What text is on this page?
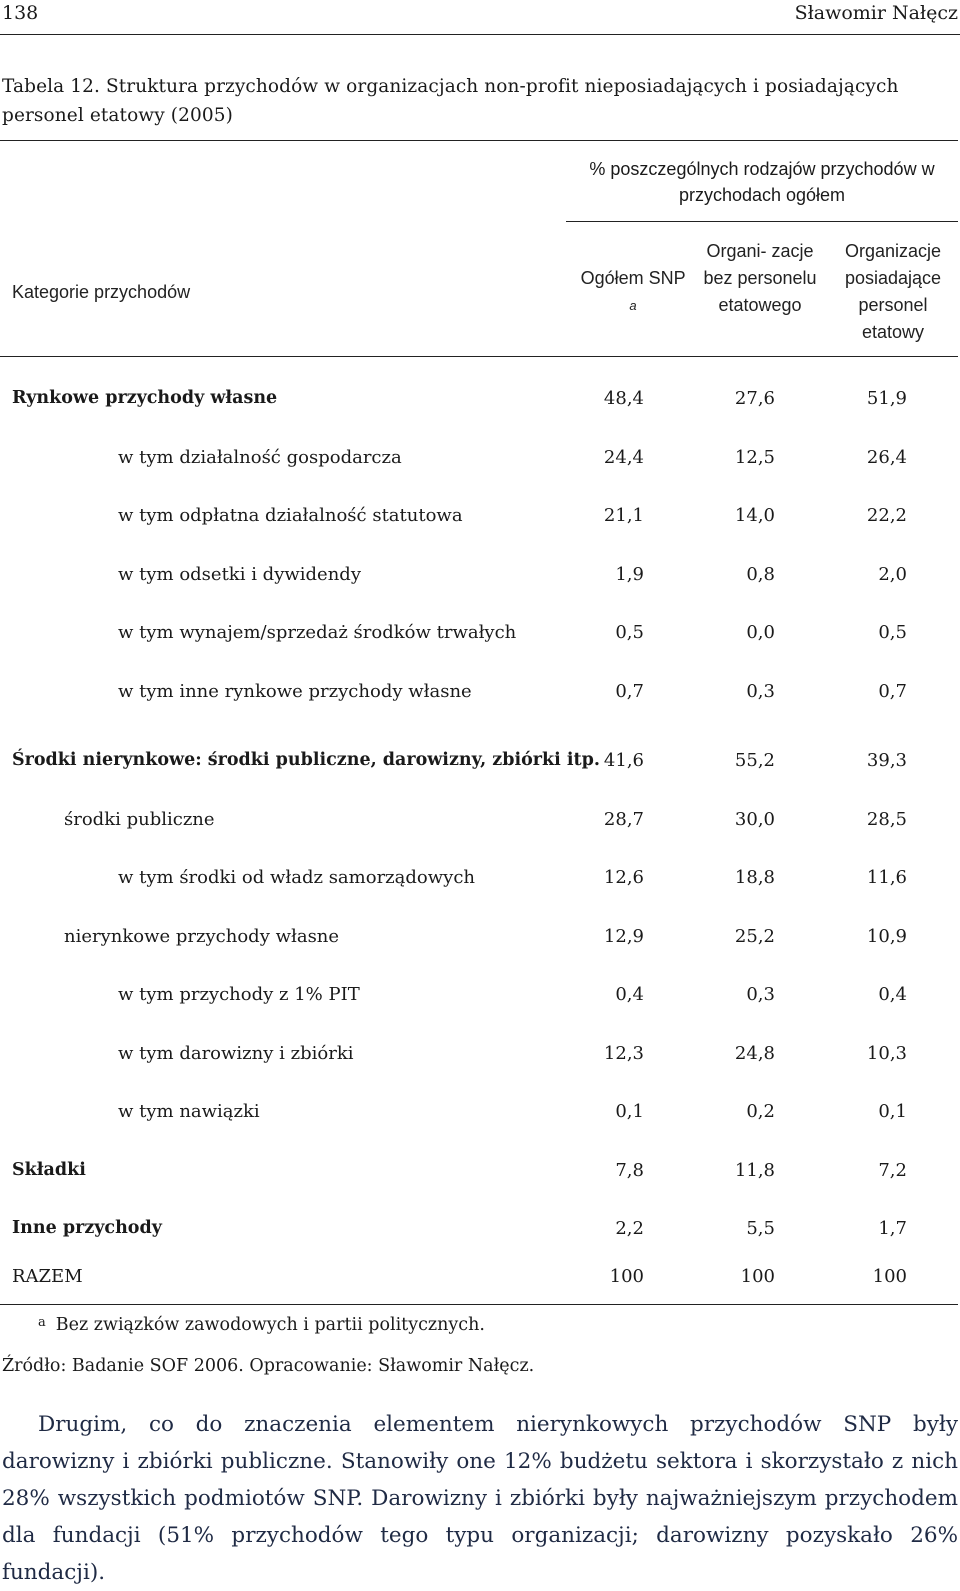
138	Sławomir Nałęcz
Tabela 12. Struktura przychodów w organizacjach non-profit nieposiadających i posiadających personel etatowy (2005)
% poszczególnych rodzajów przychodów w przychodach ogółem
Kategorie przychodów
Ogółem SNP $^a$
Organi- zacje bez personelu etatowego
Organizacje posiadające personel etatowy
Rynkowe przychody własne	48,4	27,6	51,9
w tym działalność gospodarcza	24,4	12,5	26,4
w tym odpłatna działalność statutowa	21,1	14,0	22,2
w tym odsetki i dywidendy	1,9	0,8	2,0
w tym wynajem/sprzedaż środków trwałych	0,5	0,0	0,5
w tym inne rynkowe przychody własne	0,7	0,3	0,7
Środki nierynkowe: środki publiczne, darowizny, zbiórki itp. 41,6	55,2	39,3
środki publiczne	28,7	30,0	28,5
w tym środki od władz samorządowych	12,6	18,8	11,6
nierynkowe przychody własne	12,9	25,2	10,9
w tym przychody z 1% PIT	0,4	0,3	0,4
w tym darowizny i zbiórki	12,3	24,8	10,3
w tym nawiązki	0,1	0,2	0,1
Składki	7,8	11,8	7,2
Inne przychody	2,2	5,5	1,7
RAZEM	100	100	100
$^a$ Bez związków zawodowych i partii politycznych.
Źródło: Badanie SOF 2006. Opracowanie: Sławomir Nałęcz.
Drugim, co do znaczenia elementem nierynkowych przychodów SNP były darowizny i zbiórki publiczne. Stanowiły one 12% budżetu sektora i skorzystało z nich 28% wszystkich podmiotów SNP. Darowizny i zbiórki były najważniejszym przychodem dla fundacji (51% przychodów tego typu organizacji; darowizny pozyskało 26% fundacji).
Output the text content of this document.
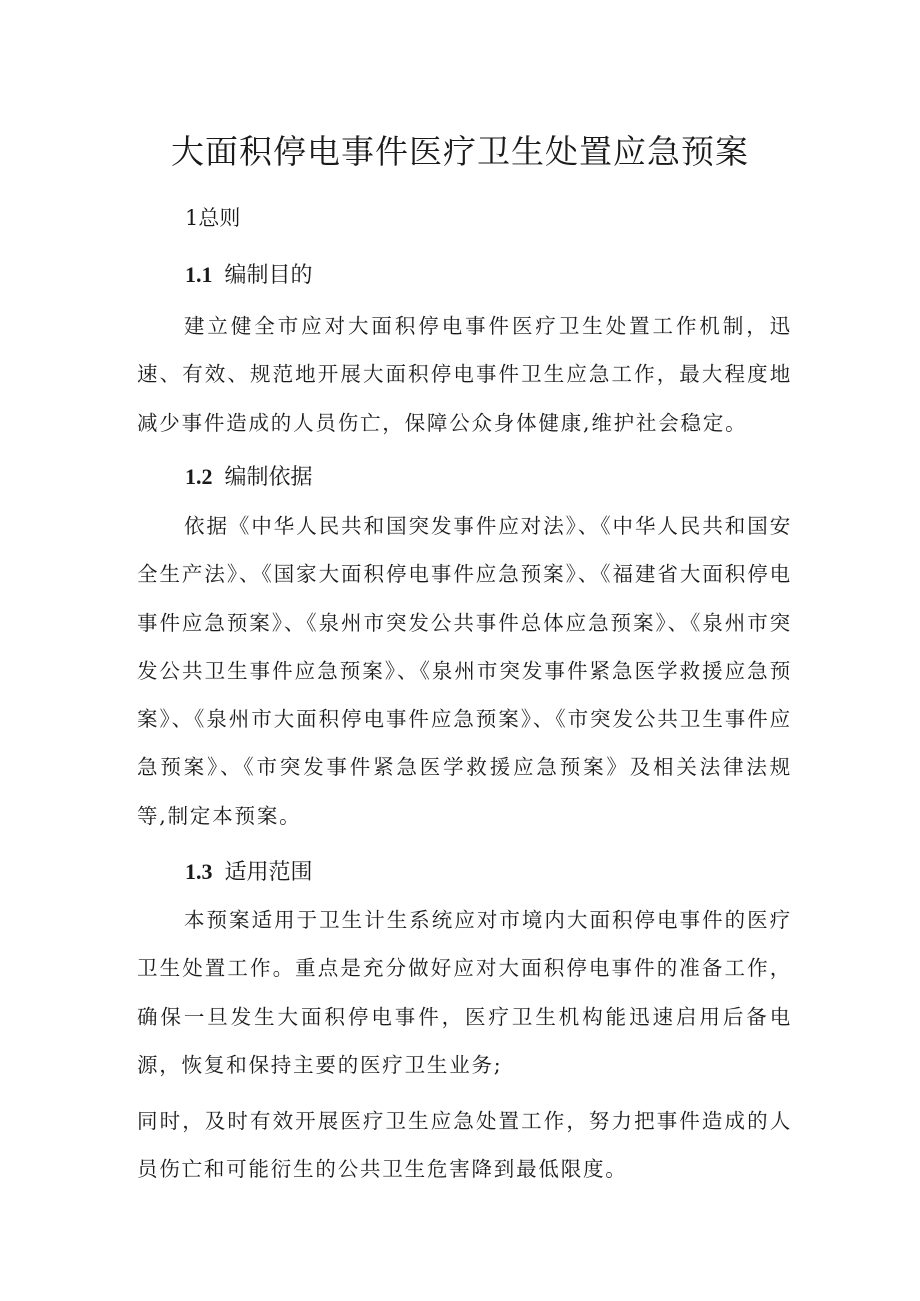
大面积停电事件医疗卫生处置应急预案
1总则
1.1 编制目的

建立健全市应对大面积停电事件医疗卫生处置工作机制，迅速、有效、规范地开展大面积停电事件卫生应急工作，最大程度地减少事件造成的人员伤亡，保障公众身体健康,维护社会稳定。

1.2 编制依据

依据《中华人民共和国突发事件应对法》、《中华人民共和国安全生产法》、《国家大面积停电事件应急预案》、《福建省大面积停电事件应急预案》、《泉州市突发公共事件总体应急预案》、《泉州市突发公共卫生事件应急预案》、《泉州市突发事件紧急医学救援应急预案》、《泉州市大面积停电事件应急预案》、《市突发公共卫生事件应急预案》、《市突发事件紧急医学救援应急预案》及相关法律法规等,制定本预案。

1.3 适用范围

本预案适用于卫生计生系统应对市境内大面积停电事件的医疗卫生处置工作。重点是充分做好应对大面积停电事件的准备工作，确保一旦发生大面积停电事件，医疗卫生机构能迅速启用后备电源，恢复和保持主要的医疗卫生业务;

同时，及时有效开展医疗卫生应急处置工作，努力把事件造成的人员伤亡和可能衍生的公共卫生危害降到最低限度。
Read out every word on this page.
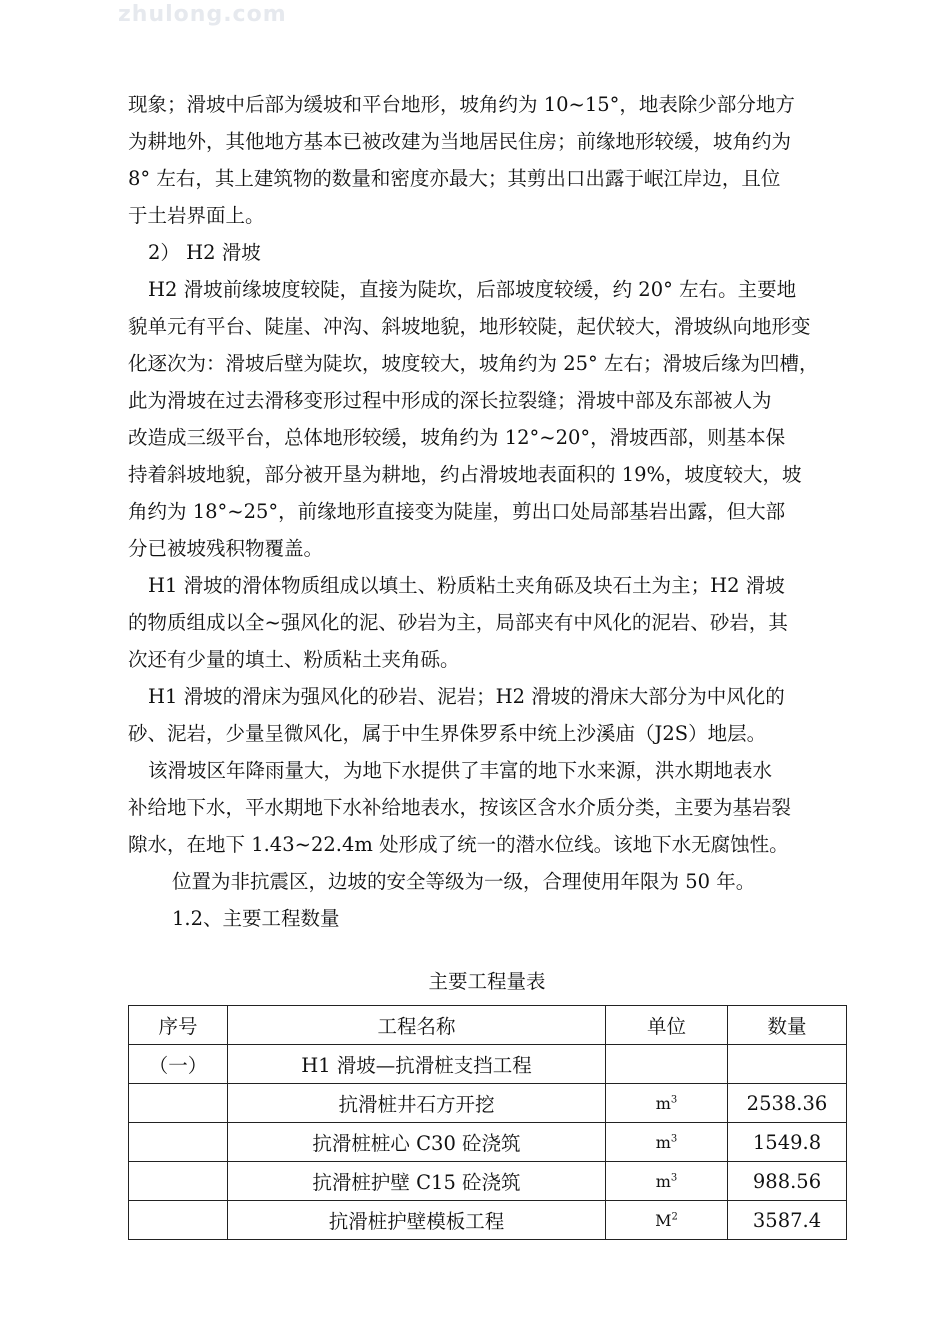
zhulong.com
现象；滑坡中后部为缓坡和平台地形，坡角约为 10~15°，地表除少部分地方
为耕地外，其他地方基本已被改建为当地居民住房；前缘地形较缓，坡角约为
8° 左右，其上建筑物的数量和密度亦最大；其剪出口出露于岷江岸边，且位
于土岩界面上。
2） H2 滑坡
H2 滑坡前缘坡度较陡，直接为陡坎，后部坡度较缓，约 20° 左右。主要地
貌单元有平台、陡崖、冲沟、斜坡地貌，地形较陡，起伏较大，滑坡纵向地形变
化逐次为：滑坡后壁为陡坎，坡度较大，坡角约为 25° 左右；滑坡后缘为凹槽，
此为滑坡在过去滑移变形过程中形成的深长拉裂缝；滑坡中部及东部被人为
改造成三级平台，总体地形较缓，坡角约为 12°~20°，滑坡西部，则基本保
持着斜坡地貌，部分被开垦为耕地，约占滑坡地表面积的 19%，坡度较大，坡
角约为 18°~25°，前缘地形直接变为陡崖，剪出口处局部基岩出露，但大部
分已被坡残积物覆盖。
H1 滑坡的滑体物质组成以填土、粉质粘土夹角砾及块石土为主；H2 滑坡
的物质组成以全~强风化的泥、砂岩为主，局部夹有中风化的泥岩、砂岩，其
次还有少量的填土、粉质粘土夹角砾。
H1 滑坡的滑床为强风化的砂岩、泥岩；H2 滑坡的滑床大部分为中风化的
砂、泥岩，少量呈微风化，属于中生界侏罗系中统上沙溪庙（J2S）地层。
该滑坡区年降雨量大，为地下水提供了丰富的地下水来源，洪水期地表水
补给地下水，平水期地下水补给地表水，按该区含水介质分类，主要为基岩裂
隙水，在地下 1.43~22.4m 处形成了统一的潜水位线。该地下水无腐蚀性。
位置为非抗震区，边坡的安全等级为一级，合理使用年限为 50 年。
1.2、主要工程数量
主要工程量表
序号	工程名称	单位	数量
（一）	H1 滑坡—抗滑桩支挡工程		
	抗滑桩井石方开挖	$m^3$	2538.36
	抗滑桩桩心 C30 砼浇筑	$m^3$	1549.8
	抗滑桩护壁 C15 砼浇筑	$m^3$	988.56
	抗滑桩护壁模板工程	$M^2$	3587.4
####
Pull out each line holding the string "Nałęcz".

# THE OUTPUT
138	Sławomir Nałęcz
Źródło: Badanie SOF 2006. Opracowanie: Sławomir Nałęcz.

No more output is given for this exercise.